▶ _Short exercise_:
Copy out all of the material exactly.

▶ _Exercise material_:
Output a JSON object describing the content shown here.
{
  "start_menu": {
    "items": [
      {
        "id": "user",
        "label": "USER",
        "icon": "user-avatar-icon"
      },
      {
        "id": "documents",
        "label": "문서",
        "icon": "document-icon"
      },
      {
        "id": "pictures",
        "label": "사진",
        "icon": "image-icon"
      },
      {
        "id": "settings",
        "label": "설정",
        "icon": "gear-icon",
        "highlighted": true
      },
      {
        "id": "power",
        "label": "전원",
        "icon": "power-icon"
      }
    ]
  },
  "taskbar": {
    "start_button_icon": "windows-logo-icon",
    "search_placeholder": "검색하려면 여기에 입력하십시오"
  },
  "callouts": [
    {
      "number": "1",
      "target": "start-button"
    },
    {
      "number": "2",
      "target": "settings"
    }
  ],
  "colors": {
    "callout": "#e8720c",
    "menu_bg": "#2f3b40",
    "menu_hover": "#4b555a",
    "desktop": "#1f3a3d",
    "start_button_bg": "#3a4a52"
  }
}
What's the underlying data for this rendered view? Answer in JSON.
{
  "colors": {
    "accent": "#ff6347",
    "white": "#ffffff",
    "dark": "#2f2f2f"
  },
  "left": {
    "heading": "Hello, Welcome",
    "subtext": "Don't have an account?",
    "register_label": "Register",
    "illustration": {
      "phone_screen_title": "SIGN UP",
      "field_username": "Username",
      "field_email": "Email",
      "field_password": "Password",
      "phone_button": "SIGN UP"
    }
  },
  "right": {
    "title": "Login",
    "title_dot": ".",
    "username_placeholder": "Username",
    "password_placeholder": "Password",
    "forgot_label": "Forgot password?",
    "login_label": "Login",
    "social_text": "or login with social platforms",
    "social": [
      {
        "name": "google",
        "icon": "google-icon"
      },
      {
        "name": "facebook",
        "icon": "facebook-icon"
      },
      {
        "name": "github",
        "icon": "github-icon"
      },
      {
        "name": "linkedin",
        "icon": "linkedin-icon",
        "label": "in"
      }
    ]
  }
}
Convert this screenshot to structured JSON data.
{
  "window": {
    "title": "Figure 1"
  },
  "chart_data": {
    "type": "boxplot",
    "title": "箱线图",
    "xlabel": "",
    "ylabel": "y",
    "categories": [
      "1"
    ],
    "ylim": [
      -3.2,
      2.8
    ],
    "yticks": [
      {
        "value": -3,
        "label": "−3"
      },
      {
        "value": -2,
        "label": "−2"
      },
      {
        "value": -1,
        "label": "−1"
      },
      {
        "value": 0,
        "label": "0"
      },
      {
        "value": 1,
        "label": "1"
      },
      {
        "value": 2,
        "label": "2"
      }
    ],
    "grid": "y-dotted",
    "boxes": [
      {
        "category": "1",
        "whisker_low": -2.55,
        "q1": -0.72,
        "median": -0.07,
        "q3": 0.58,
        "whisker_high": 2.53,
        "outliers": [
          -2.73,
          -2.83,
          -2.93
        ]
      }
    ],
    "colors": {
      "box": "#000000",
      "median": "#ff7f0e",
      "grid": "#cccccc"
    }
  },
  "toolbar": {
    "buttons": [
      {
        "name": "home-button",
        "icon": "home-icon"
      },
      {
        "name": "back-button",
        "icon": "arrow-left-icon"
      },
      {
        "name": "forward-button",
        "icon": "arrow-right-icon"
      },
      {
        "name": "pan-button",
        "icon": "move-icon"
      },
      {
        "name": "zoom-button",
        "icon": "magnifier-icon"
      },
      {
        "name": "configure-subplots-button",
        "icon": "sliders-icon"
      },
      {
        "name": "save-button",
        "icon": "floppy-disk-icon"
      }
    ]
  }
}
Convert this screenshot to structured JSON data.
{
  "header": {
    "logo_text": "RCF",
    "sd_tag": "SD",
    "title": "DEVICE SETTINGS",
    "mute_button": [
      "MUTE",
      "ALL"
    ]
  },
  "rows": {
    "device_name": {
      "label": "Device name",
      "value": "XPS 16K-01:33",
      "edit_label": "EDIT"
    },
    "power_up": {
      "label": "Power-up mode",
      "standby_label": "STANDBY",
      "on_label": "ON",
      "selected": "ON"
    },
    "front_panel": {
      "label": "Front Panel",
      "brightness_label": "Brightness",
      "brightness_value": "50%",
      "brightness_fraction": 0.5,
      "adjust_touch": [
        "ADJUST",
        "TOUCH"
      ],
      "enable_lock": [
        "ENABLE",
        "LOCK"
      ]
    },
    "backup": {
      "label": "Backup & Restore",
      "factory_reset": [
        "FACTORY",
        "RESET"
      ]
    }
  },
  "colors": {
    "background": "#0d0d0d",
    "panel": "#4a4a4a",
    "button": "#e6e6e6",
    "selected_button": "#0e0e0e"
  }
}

▶ _Solution for this exercise_:
Output a JSON object describing the content shown here.
{
  "start_menu": {
    "items": [
      {
        "id": "user",
        "label": "USER",
        "icon": "user-avatar-icon"
      },
      {
        "id": "documents",
        "label": "문서",
        "icon": "document-icon"
      },
      {
        "id": "pictures",
        "label": "사진",
        "icon": "image-icon"
      },
      {
        "id": "settings",
        "label": "설정",
        "icon": "gear-icon",
        "highlighted": true
      },
      {
        "id": "power",
        "label": "전원",
        "icon": "power-icon"
      }
    ]
  },
  "taskbar": {
    "start_button_icon": "windows-logo-icon",
    "search_placeholder": "검색하려면 여기에 입력하십시오"
  },
  "callouts": [
    {
      "number": "1",
      "target": "start-button"
    },
    {
      "number": "2",
      "target": "settings"
    }
  ],
  "colors": {
    "callout": "#e8720c",
    "menu_bg": "#2f3b40",
    "menu_hover": "#4b555a",
    "desktop": "#1f3a3d",
    "start_button_bg": "#3a4a52"
  }
}
What's the underlying data for this rendered view? Answer in JSON.
{
  "colors": {
    "accent": "#ff6347",
    "white": "#ffffff",
    "dark": "#2f2f2f"
  },
  "left": {
    "heading": "Hello, Welcome",
    "subtext": "Don't have an account?",
    "register_label": "Register",
    "illustration": {
      "phone_screen_title": "SIGN UP",
      "field_username": "Username",
      "field_email": "Email",
      "field_password": "Password",
      "phone_button": "SIGN UP"
    }
  },
  "right": {
    "title": "Login",
    "title_dot": ".",
    "username_placeholder": "Username",
    "password_placeholder": "Password",
    "forgot_label": "Forgot password?",
    "login_label": "Login",
    "social_text": "or login with social platforms",
    "social": [
      {
        "name": "google",
        "icon": "google-icon"
      },
      {
        "name": "facebook",
        "icon": "facebook-icon"
      },
      {
        "name": "github",
        "icon": "github-icon"
      },
      {
        "name": "linkedin",
        "icon": "linkedin-icon",
        "label": "in"
      }
    ]
  }
}
Convert this screenshot to structured JSON data.
{
  "window": {
    "title": "Figure 1"
  },
  "chart_data": {
    "type": "boxplot",
    "title": "箱线图",
    "xlabel": "",
    "ylabel": "y",
    "categories": [
      "1"
    ],
    "ylim": [
      -3.2,
      2.8
    ],
    "yticks": [
      {
        "value": -3,
        "label": "−3"
      },
      {
        "value": -2,
        "label": "−2"
      },
      {
        "value": -1,
        "label": "−1"
      },
      {
        "value": 0,
        "label": "0"
      },
      {
        "value": 1,
        "label": "1"
      },
      {
        "value": 2,
        "label": "2"
      }
    ],
    "grid": "y-dotted",
    "boxes": [
      {
        "category": "1",
        "whisker_low": -2.55,
        "q1": -0.72,
        "median": -0.07,
        "q3": 0.58,
        "whisker_high": 2.53,
        "outliers": [
          -2.73,
          -2.83,
          -2.93
        ]
      }
    ],
    "colors": {
      "box": "#000000",
      "median": "#ff7f0e",
      "grid": "#cccccc"
    }
  },
  "toolbar": {
    "buttons": [
      {
        "name": "home-button",
        "icon": "home-icon"
      },
      {
        "name": "back-button",
        "icon": "arrow-left-icon"
      },
      {
        "name": "forward-button",
        "icon": "arrow-right-icon"
      },
      {
        "name": "pan-button",
        "icon": "move-icon"
      },
      {
        "name": "zoom-button",
        "icon": "magnifier-icon"
      },
      {
        "name": "configure-subplots-button",
        "icon": "sliders-icon"
      },
      {
        "name": "save-button",
        "icon": "floppy-disk-icon"
      }
    ]
  }
}
Convert this screenshot to structured JSON data.
{
  "header": {
    "logo_text": "RCF",
    "sd_tag": "SD",
    "title": "DEVICE SETTINGS",
    "mute_button": [
      "MUTE",
      "ALL"
    ]
  },
  "rows": {
    "device_name": {
      "label": "Device name",
      "value": "XPS 16K-01:33",
      "edit_label": "EDIT"
    },
    "power_up": {
      "label": "Power-up mode",
      "standby_label": "STANDBY",
      "on_label": "ON",
      "selected": "ON"
    },
    "front_panel": {
      "label": "Front Panel",
      "brightness_label": "Brightness",
      "brightness_value": "50%",
      "brightness_fraction": 0.5,
      "adjust_touch": [
        "ADJUST",
        "TOUCH"
      ],
      "enable_lock": [
        "ENABLE",
        "LOCK"
      ]
    },
    "backup": {
      "label": "Backup & Restore",
      "factory_reset": [
        "FACTORY",
        "RESET"
      ]
    }
  },
  "colors": {
    "background": "#0d0d0d",
    "panel": "#4a4a4a",
    "button": "#e6e6e6",
    "selected_button": "#0e0e0e"
  }
}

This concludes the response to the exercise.